▸ Problem
Pick out all lines with the word "title" from the records that follow.
>> BEGIN Given data
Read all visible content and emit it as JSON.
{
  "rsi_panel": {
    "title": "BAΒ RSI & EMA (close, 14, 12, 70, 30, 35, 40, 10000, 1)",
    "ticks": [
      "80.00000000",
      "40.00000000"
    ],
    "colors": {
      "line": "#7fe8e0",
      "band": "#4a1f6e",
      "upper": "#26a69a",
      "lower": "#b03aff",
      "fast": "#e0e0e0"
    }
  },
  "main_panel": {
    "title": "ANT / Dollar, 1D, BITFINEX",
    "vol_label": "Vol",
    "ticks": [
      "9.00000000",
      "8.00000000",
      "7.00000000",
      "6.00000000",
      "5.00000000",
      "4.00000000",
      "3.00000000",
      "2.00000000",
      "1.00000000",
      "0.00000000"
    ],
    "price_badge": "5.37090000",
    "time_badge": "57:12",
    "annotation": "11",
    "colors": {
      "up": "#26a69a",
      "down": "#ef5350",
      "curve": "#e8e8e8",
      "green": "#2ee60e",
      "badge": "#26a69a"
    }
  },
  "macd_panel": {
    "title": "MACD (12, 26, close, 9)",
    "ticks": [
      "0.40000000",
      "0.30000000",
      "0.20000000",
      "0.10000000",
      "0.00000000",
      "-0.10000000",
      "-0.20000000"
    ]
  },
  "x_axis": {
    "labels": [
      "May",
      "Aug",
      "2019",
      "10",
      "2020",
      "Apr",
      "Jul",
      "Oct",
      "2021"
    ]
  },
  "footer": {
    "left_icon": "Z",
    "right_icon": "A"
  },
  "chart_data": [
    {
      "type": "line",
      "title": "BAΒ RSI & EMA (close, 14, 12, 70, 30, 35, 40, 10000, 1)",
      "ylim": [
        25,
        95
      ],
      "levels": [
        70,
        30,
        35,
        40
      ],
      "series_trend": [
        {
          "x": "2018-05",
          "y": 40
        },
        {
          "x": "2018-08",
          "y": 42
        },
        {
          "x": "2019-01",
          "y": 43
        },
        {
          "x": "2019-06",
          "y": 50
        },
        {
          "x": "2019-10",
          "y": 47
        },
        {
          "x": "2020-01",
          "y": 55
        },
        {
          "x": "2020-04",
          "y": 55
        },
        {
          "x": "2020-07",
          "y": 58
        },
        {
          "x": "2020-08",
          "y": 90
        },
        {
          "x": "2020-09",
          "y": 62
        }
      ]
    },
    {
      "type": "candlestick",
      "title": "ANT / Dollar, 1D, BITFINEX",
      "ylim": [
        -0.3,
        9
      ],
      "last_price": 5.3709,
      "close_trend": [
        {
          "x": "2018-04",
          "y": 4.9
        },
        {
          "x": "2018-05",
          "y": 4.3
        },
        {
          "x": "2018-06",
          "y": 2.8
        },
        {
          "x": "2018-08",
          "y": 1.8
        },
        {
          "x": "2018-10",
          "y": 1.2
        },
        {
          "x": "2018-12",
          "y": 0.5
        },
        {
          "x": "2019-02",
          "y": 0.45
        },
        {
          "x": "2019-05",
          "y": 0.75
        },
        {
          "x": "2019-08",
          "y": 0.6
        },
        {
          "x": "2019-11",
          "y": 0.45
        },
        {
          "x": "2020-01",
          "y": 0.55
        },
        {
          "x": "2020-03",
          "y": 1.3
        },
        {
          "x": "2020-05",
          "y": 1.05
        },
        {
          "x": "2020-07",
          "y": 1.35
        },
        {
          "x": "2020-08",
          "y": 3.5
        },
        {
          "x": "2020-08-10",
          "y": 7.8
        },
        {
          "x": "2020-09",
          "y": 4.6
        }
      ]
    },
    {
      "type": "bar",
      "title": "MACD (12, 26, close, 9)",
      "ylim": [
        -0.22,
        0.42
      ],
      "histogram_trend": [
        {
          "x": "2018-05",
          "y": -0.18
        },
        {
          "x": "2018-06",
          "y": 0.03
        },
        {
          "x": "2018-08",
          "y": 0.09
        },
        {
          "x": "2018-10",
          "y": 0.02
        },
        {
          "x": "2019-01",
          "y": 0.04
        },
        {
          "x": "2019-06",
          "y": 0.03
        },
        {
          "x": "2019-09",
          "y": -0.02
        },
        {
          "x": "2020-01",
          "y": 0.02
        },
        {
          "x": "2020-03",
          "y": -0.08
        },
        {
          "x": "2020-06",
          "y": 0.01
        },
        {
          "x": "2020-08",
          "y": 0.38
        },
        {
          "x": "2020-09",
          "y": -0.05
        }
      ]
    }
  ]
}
>> END Given data
▸ Answer to this task
    "title": "BAΒ RSI & EMA (close, 14, 12, 70, 30, 35, 40, 10000, 1)",
    "title": "ANT / Dollar, 1D, BITFINEX",
    "title": "MACD (12, 26, close, 9)",
      "title": "BAΒ RSI & EMA (close, 14, 12, 70, 30, 35, 40, 10000, 1)",
      "title": "ANT / Dollar, 1D, BITFINEX",
      "title": "MACD (12, 26, close, 9)",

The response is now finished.